#### Work instructions:
Can the data below be echoed back word for word?

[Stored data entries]
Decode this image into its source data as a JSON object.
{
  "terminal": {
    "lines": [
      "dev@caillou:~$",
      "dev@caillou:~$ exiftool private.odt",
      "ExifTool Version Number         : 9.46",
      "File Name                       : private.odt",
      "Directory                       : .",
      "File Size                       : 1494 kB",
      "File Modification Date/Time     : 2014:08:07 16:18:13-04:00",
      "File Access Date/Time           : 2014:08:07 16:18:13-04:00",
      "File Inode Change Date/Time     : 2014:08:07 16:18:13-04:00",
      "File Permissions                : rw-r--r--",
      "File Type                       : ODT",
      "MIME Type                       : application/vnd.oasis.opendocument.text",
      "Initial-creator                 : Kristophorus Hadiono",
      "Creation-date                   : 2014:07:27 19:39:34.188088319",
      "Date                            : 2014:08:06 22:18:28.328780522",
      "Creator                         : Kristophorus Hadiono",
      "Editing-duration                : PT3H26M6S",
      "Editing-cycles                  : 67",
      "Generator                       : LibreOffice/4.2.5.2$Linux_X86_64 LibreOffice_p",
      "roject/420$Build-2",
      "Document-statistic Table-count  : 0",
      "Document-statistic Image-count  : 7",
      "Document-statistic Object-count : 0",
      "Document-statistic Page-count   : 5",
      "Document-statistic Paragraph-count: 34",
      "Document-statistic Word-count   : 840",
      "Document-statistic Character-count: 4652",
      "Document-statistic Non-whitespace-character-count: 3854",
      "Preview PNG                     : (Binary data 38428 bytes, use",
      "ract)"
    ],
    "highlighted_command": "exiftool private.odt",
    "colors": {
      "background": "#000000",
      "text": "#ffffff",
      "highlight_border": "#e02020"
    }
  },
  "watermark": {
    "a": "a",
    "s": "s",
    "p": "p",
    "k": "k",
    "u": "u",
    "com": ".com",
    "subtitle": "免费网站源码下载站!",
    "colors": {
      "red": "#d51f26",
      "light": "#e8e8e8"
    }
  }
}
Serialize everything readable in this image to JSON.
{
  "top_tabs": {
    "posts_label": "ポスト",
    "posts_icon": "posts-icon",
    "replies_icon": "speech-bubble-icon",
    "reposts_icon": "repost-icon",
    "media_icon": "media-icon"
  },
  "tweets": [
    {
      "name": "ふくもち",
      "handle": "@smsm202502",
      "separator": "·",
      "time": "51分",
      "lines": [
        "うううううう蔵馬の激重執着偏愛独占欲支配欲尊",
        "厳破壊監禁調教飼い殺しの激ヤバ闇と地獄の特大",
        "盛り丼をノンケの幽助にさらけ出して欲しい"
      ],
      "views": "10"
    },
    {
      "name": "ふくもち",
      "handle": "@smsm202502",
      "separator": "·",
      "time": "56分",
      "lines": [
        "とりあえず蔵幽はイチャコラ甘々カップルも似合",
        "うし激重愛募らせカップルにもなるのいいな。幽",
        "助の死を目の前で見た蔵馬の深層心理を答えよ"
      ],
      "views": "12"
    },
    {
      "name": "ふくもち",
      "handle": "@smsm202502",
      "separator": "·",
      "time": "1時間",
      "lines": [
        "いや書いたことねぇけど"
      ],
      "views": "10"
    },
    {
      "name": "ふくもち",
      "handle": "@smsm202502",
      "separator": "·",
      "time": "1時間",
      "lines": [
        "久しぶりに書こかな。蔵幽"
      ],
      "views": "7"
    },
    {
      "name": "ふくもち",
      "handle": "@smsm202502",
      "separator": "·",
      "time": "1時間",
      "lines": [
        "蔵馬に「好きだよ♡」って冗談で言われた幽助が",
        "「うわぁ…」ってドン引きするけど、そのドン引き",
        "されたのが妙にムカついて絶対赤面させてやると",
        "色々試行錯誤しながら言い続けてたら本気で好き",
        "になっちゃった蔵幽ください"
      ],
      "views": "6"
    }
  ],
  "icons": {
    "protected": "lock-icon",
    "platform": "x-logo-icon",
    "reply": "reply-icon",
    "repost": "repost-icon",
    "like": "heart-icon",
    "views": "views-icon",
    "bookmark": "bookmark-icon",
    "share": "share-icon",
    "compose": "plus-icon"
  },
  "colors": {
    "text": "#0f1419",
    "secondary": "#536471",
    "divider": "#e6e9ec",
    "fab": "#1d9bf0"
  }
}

#### Solved exercise:
Decode this image into its source data as a JSON object.
{
  "terminal": {
    "lines": [
      "dev@caillou:~$",
      "dev@caillou:~$ exiftool private.odt",
      "ExifTool Version Number         : 9.46",
      "File Name                       : private.odt",
      "Directory                       : .",
      "File Size                       : 1494 kB",
      "File Modification Date/Time     : 2014:08:07 16:18:13-04:00",
      "File Access Date/Time           : 2014:08:07 16:18:13-04:00",
      "File Inode Change Date/Time     : 2014:08:07 16:18:13-04:00",
      "File Permissions                : rw-r--r--",
      "File Type                       : ODT",
      "MIME Type                       : application/vnd.oasis.opendocument.text",
      "Initial-creator                 : Kristophorus Hadiono",
      "Creation-date                   : 2014:07:27 19:39:34.188088319",
      "Date                            : 2014:08:06 22:18:28.328780522",
      "Creator                         : Kristophorus Hadiono",
      "Editing-duration                : PT3H26M6S",
      "Editing-cycles                  : 67",
      "Generator                       : LibreOffice/4.2.5.2$Linux_X86_64 LibreOffice_p",
      "roject/420$Build-2",
      "Document-statistic Table-count  : 0",
      "Document-statistic Image-count  : 7",
      "Document-statistic Object-count : 0",
      "Document-statistic Page-count   : 5",
      "Document-statistic Paragraph-count: 34",
      "Document-statistic Word-count   : 840",
      "Document-statistic Character-count: 4652",
      "Document-statistic Non-whitespace-character-count: 3854",
      "Preview PNG                     : (Binary data 38428 bytes, use",
      "ract)"
    ],
    "highlighted_command": "exiftool private.odt",
    "colors": {
      "background": "#000000",
      "text": "#ffffff",
      "highlight_border": "#e02020"
    }
  },
  "watermark": {
    "a": "a",
    "s": "s",
    "p": "p",
    "k": "k",
    "u": "u",
    "com": ".com",
    "subtitle": "免费网站源码下载站!",
    "colors": {
      "red": "#d51f26",
      "light": "#e8e8e8"
    }
  }
}
Serialize everything readable in this image to JSON.
{
  "top_tabs": {
    "posts_label": "ポスト",
    "posts_icon": "posts-icon",
    "replies_icon": "speech-bubble-icon",
    "reposts_icon": "repost-icon",
    "media_icon": "media-icon"
  },
  "tweets": [
    {
      "name": "ふくもち",
      "handle": "@smsm202502",
      "separator": "·",
      "time": "51分",
      "lines": [
        "うううううう蔵馬の激重執着偏愛独占欲支配欲尊",
        "厳破壊監禁調教飼い殺しの激ヤバ闇と地獄の特大",
        "盛り丼をノンケの幽助にさらけ出して欲しい"
      ],
      "views": "10"
    },
    {
      "name": "ふくもち",
      "handle": "@smsm202502",
      "separator": "·",
      "time": "56分",
      "lines": [
        "とりあえず蔵幽はイチャコラ甘々カップルも似合",
        "うし激重愛募らせカップルにもなるのいいな。幽",
        "助の死を目の前で見た蔵馬の深層心理を答えよ"
      ],
      "views": "12"
    },
    {
      "name": "ふくもち",
      "handle": "@smsm202502",
      "separator": "·",
      "time": "1時間",
      "lines": [
        "いや書いたことねぇけど"
      ],
      "views": "10"
    },
    {
      "name": "ふくもち",
      "handle": "@smsm202502",
      "separator": "·",
      "time": "1時間",
      "lines": [
        "久しぶりに書こかな。蔵幽"
      ],
      "views": "7"
    },
    {
      "name": "ふくもち",
      "handle": "@smsm202502",
      "separator": "·",
      "time": "1時間",
      "lines": [
        "蔵馬に「好きだよ♡」って冗談で言われた幽助が",
        "「うわぁ…」ってドン引きするけど、そのドン引き",
        "されたのが妙にムカついて絶対赤面させてやると",
        "色々試行錯誤しながら言い続けてたら本気で好き",
        "になっちゃった蔵幽ください"
      ],
      "views": "6"
    }
  ],
  "icons": {
    "protected": "lock-icon",
    "platform": "x-logo-icon",
    "reply": "reply-icon",
    "repost": "repost-icon",
    "like": "heart-icon",
    "views": "views-icon",
    "bookmark": "bookmark-icon",
    "share": "share-icon",
    "compose": "plus-icon"
  },
  "colors": {
    "text": "#0f1419",
    "secondary": "#536471",
    "divider": "#e6e9ec",
    "fab": "#1d9bf0"
  }
}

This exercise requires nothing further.